> _Data shown_
========
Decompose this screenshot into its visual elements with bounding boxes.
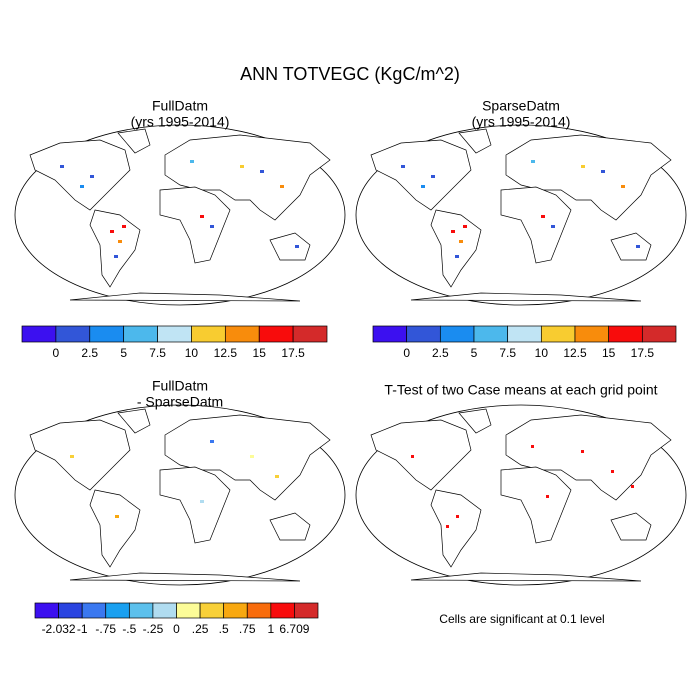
colorbar-label: 2.5 [81,346,98,360]
colorbar-label: 5 [120,346,127,360]
colorbar-label: 17.5 [631,346,655,360]
colorbar-label: -.5 [122,622,136,636]
colorbar-label: 5 [471,346,478,360]
colorbar-label: -2.032 [42,622,76,636]
panel-title: FullDatm [152,378,208,394]
map [14,404,346,586]
colorbar-box [473,325,509,343]
colorbar-box [574,325,610,343]
colorbar-box [292,325,328,343]
map [355,404,687,586]
colorbar-box [372,325,408,343]
colorbar-box [258,325,294,343]
colorbar-box [157,325,192,343]
panel-subtitle: (yrs 1995-2014) [472,114,571,130]
colorbar-box [176,602,201,619]
colorbar-box [191,325,226,343]
colorbar-label: 7.5 [149,346,166,360]
colorbar-label: 12.5 [214,346,238,360]
colorbar-label: 0 [53,346,60,360]
colorbar-box [105,602,130,619]
panel-title: SparseDatm [482,98,560,114]
colorbar-label: 10 [535,346,549,360]
colorbar-label: -.75 [95,622,116,636]
colorbar-box [223,602,248,619]
colorbar-label: 10 [185,346,199,360]
colorbar-box [294,602,319,619]
colorbar-label: 0 [403,346,410,360]
colorbar-label: 0 [173,622,180,636]
colorbar-label: 2.5 [432,346,449,360]
colorbar-box [81,602,107,619]
panel-title: T-Test of two Case means at each grid po… [384,382,657,398]
note: Cells are significant at 0.1 level [439,612,604,626]
colorbar-label: .75 [239,622,256,636]
colorbar-label: 6.709 [279,622,309,636]
colorbar-label: -.25 [143,622,164,636]
colorbar-label: 17.5 [281,346,305,360]
colorbar-label: 1 [267,622,274,636]
colorbar-box [224,325,260,343]
colorbar-box [89,325,125,343]
figure-title: ANN TOTVEGC (KgC/m^2) [240,64,460,84]
colorbar-label: 15 [253,346,267,360]
colorbar-box [123,325,158,343]
colorbar-box [152,602,177,619]
colorbar-label: .5 [219,622,229,636]
colorbar-box [58,602,83,619]
colorbar-label: 15 [602,346,616,360]
map [14,124,346,306]
colorbar-label: .25 [192,622,209,636]
colorbar-box [641,325,677,343]
colorbar-box [199,602,225,619]
map [355,124,687,306]
colorbar-label: 12.5 [563,346,587,360]
colorbar-box [128,602,154,619]
panel-title: FullDatm [152,98,208,114]
colorbar-box [34,602,59,619]
panel-subtitle: (yrs 1995-2014) [131,114,230,130]
colorbar-box [439,325,475,343]
colorbar-box [608,325,643,343]
colorbar-box [270,602,295,619]
colorbar-box [21,325,57,343]
colorbar-box [246,602,272,619]
colorbar-box [406,325,441,343]
panel-subtitle: - SparseDatm [137,394,223,410]
colorbar-box [55,325,91,343]
colorbar-box [507,325,542,343]
colorbar-label: -1 [77,622,88,636]
colorbar-box [540,325,576,343]
colorbar-label: 7.5 [499,346,516,360]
========
> _Problem description_
What lines in the entries above hold "SparseDatm"? Copy every one.

> _Problem solution_
panel-title: SparseDatm [482,98,560,114]
panel-subtitle: - SparseDatm [137,394,223,410]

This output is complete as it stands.